▶ _WHAT IS NEEDED_: All lines in the data bearing the string "осуществляется" should be identified and copied.

<<<<

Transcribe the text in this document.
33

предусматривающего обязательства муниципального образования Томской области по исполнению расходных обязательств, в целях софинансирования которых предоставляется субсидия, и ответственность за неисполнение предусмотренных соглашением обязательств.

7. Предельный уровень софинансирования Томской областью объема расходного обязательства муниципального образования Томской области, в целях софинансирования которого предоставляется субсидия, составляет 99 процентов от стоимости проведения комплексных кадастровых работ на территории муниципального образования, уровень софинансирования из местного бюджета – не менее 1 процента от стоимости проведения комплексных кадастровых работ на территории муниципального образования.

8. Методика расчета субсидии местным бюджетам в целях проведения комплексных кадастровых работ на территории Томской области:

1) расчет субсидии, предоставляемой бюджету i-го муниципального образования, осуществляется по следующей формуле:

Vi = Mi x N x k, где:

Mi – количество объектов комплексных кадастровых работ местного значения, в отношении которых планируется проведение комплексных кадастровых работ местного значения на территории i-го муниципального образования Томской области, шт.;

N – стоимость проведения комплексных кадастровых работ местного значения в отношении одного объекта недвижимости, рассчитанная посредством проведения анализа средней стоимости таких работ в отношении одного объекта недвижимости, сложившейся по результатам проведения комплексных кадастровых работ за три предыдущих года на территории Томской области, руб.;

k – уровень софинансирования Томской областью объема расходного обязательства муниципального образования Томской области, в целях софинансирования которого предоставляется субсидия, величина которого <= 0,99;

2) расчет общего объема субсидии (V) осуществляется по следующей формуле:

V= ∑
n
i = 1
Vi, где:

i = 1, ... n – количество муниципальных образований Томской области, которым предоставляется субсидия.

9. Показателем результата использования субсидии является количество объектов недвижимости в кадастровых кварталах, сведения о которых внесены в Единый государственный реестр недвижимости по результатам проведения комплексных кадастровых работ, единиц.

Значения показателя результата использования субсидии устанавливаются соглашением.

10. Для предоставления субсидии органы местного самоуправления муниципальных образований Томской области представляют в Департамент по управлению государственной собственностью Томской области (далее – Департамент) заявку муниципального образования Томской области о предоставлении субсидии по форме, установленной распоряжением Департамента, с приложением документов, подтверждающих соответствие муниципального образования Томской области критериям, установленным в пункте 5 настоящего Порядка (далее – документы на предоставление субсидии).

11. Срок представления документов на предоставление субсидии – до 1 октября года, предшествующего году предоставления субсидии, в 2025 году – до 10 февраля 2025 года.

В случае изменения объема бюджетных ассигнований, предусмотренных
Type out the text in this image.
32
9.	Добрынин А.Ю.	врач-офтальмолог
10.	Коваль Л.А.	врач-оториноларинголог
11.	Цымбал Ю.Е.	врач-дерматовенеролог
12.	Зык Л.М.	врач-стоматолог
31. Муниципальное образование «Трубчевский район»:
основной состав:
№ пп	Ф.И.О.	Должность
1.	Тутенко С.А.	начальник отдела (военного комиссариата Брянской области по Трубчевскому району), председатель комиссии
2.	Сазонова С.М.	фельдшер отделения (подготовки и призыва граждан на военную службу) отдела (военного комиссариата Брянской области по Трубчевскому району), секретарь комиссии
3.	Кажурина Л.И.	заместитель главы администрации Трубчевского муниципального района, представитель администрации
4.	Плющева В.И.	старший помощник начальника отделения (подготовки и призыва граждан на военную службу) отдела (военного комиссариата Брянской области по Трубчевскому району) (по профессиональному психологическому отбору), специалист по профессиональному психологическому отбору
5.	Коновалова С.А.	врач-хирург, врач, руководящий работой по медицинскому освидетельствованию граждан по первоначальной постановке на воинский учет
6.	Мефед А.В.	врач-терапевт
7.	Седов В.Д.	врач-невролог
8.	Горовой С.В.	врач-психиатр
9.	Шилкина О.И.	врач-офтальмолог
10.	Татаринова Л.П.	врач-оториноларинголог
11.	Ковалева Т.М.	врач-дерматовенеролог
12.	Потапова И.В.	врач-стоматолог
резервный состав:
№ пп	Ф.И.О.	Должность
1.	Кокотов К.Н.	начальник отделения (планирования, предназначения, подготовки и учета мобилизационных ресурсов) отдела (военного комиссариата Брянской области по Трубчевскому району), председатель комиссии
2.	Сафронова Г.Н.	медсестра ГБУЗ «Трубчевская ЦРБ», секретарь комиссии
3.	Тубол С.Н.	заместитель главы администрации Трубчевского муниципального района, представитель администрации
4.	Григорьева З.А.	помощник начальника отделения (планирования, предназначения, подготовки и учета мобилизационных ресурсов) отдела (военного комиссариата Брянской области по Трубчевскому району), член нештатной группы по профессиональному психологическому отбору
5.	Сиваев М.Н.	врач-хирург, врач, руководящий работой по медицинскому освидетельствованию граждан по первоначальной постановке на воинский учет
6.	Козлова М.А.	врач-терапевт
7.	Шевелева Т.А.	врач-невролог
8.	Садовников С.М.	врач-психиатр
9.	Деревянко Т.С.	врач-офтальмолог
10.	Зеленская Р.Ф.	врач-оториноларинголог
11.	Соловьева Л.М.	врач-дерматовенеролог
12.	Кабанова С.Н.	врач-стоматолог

>>>>
<<<<

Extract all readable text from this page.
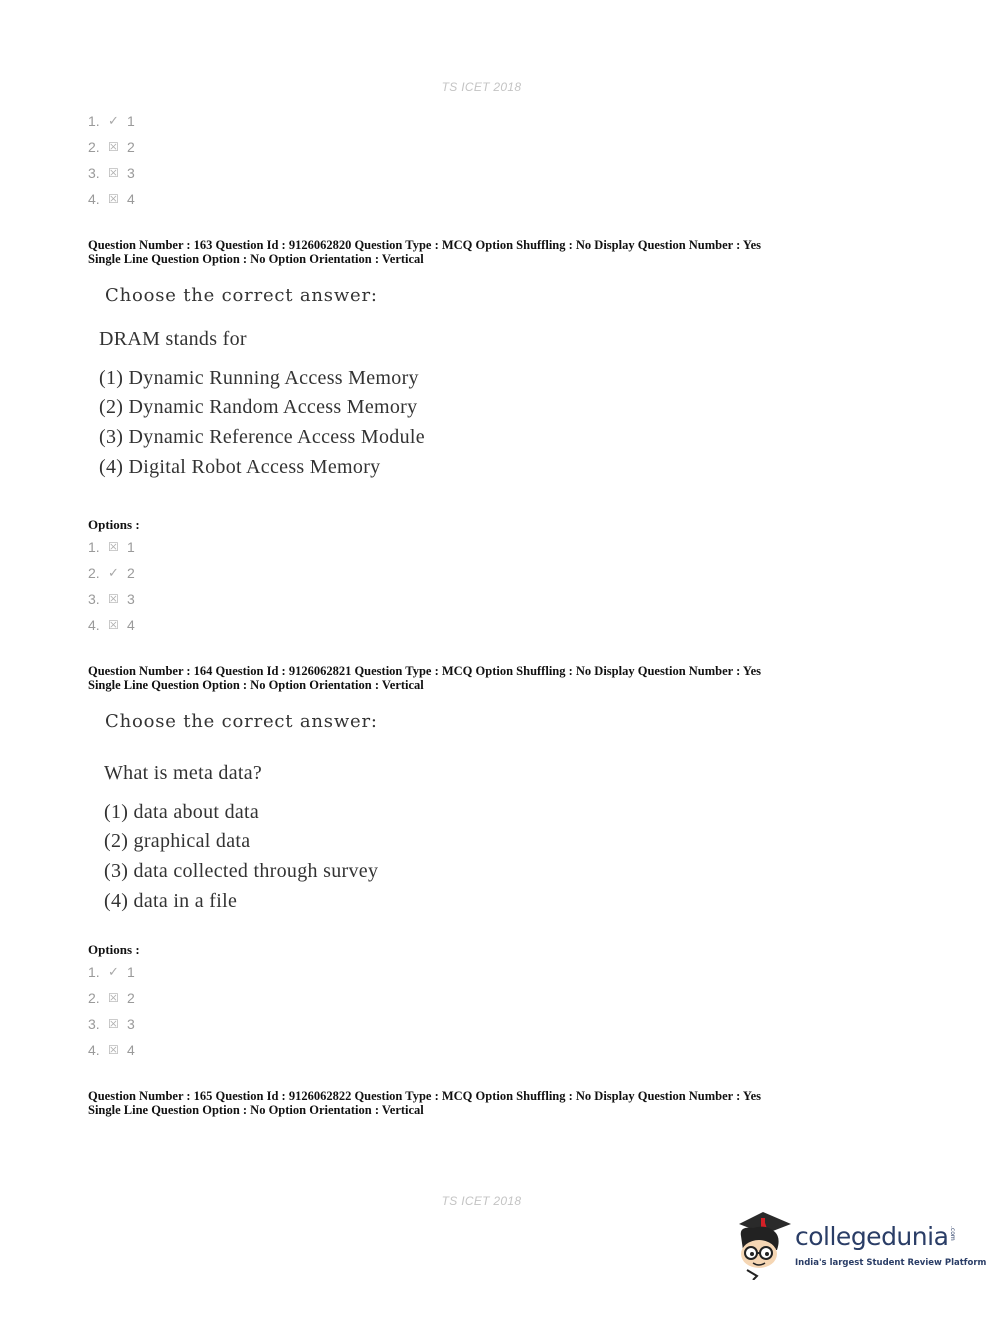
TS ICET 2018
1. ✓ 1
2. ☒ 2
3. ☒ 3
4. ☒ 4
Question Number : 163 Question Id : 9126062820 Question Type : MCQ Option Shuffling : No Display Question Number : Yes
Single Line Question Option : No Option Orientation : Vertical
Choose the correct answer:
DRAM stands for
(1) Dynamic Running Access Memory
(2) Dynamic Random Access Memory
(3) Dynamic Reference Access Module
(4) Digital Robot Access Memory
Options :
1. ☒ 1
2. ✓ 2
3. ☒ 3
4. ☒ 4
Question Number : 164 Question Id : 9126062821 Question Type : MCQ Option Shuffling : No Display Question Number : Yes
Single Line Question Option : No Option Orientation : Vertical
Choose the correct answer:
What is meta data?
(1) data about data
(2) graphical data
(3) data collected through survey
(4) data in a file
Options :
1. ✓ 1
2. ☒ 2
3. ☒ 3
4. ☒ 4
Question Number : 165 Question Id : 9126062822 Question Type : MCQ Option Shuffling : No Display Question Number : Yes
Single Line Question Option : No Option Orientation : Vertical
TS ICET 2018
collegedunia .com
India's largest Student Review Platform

>>>>

▶ _RESULT FOR THIS EXERCISE_:
1) расчет субсидии, предоставляемой бюджету i-го муниципального образования, осуществляется по следующей формуле:
2) расчет общего объема субсидии (V) осуществляется по следующей формуле:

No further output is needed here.